:: What you should do ::
The entries below should be output exactly as written.

[Data records]
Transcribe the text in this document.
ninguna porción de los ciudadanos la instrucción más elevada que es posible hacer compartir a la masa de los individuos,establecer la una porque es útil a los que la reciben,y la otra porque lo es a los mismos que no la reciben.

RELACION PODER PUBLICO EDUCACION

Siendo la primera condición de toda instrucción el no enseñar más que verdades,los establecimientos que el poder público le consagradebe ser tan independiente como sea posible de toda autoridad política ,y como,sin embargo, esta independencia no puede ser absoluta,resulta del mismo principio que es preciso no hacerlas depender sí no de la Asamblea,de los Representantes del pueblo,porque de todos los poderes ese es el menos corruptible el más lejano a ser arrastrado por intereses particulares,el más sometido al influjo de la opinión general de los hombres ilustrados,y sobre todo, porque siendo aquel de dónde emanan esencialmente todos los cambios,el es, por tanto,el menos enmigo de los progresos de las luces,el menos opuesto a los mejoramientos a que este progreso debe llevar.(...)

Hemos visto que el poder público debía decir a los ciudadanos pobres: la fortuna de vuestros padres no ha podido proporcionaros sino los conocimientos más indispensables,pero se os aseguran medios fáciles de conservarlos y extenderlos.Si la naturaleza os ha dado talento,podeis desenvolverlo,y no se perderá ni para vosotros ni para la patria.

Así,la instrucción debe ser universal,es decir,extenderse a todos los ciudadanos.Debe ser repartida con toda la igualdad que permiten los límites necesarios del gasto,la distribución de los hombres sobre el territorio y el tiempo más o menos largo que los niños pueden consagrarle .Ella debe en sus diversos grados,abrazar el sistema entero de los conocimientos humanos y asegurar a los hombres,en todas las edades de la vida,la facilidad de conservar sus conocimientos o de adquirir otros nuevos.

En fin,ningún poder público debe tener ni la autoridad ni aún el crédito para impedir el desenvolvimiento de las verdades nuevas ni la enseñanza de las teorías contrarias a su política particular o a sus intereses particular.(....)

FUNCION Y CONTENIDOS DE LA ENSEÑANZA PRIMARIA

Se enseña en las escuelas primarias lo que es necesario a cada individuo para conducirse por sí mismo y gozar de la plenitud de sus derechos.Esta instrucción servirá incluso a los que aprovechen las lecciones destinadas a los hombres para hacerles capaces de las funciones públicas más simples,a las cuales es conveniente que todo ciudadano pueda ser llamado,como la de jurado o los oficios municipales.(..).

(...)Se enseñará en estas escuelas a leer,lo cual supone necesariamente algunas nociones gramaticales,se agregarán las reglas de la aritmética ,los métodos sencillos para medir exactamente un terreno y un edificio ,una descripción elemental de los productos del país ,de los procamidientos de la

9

:: Correct output ::
Transcribe the text in this document.
ninguna porción de los ciudadanos la instrucción más elevada que es posible hacer compartir a la masa de los individuos,establecer la una porque es útil a los que la reciben,y la otra porque lo es a los mismos que no la reciben.

RELACION PODER PUBLICO EDUCACION

Siendo la primera condición de toda instrucción el no enseñar más que verdades,los establecimientos que el poder público le consagradebe ser tan independiente como sea posible de toda autoridad política ,y como,sin embargo, esta independencia no puede ser absoluta,resulta del mismo principio que es preciso no hacerlas depender sí no de la Asamblea,de los Representantes del pueblo,porque de todos los poderes ese es el menos corruptible el más lejano a ser arrastrado por intereses particulares,el más sometido al influjo de la opinión general de los hombres ilustrados,y sobre todo, porque siendo aquel de dónde emanan esencialmente todos los cambios,el es, por tanto,el menos enmigo de los progresos de las luces,el menos opuesto a los mejoramientos a que este progreso debe llevar.(...)

Hemos visto que el poder público debía decir a los ciudadanos pobres: la fortuna de vuestros padres no ha podido proporcionaros sino los conocimientos más indispensables,pero se os aseguran medios fáciles de conservarlos y extenderlos.Si la naturaleza os ha dado talento,podeis desenvolverlo,y no se perderá ni para vosotros ni para la patria.

Así,la instrucción debe ser universal,es decir,extenderse a todos los ciudadanos.Debe ser repartida con toda la igualdad que permiten los límites necesarios del gasto,la distribución de los hombres sobre el territorio y el tiempo más o menos largo que los niños pueden consagrarle .Ella debe en sus diversos grados,abrazar el sistema entero de los conocimientos humanos y asegurar a los hombres,en todas las edades de la vida,la facilidad de conservar sus conocimientos o de adquirir otros nuevos.

En fin,ningún poder público debe tener ni la autoridad ni aún el crédito para impedir el desenvolvimiento de las verdades nuevas ni la enseñanza de las teorías contrarias a su política particular o a sus intereses particular.(....)

FUNCION Y CONTENIDOS DE LA ENSEÑANZA PRIMARIA

Se enseña en las escuelas primarias lo que es necesario a cada individuo para conducirse por sí mismo y gozar de la plenitud de sus derechos.Esta instrucción servirá incluso a los que aprovechen las lecciones destinadas a los hombres para hacerles capaces de las funciones públicas más simples,a las cuales es conveniente que todo ciudadano pueda ser llamado,como la de jurado o los oficios municipales.(..).

(...)Se enseñará en estas escuelas a leer,lo cual supone necesariamente algunas nociones gramaticales,se agregarán las reglas de la aritmética ,los métodos sencillos para medir exactamente un terreno y un edificio ,una descripción elemental de los productos del país ,de los procamidientos de la

9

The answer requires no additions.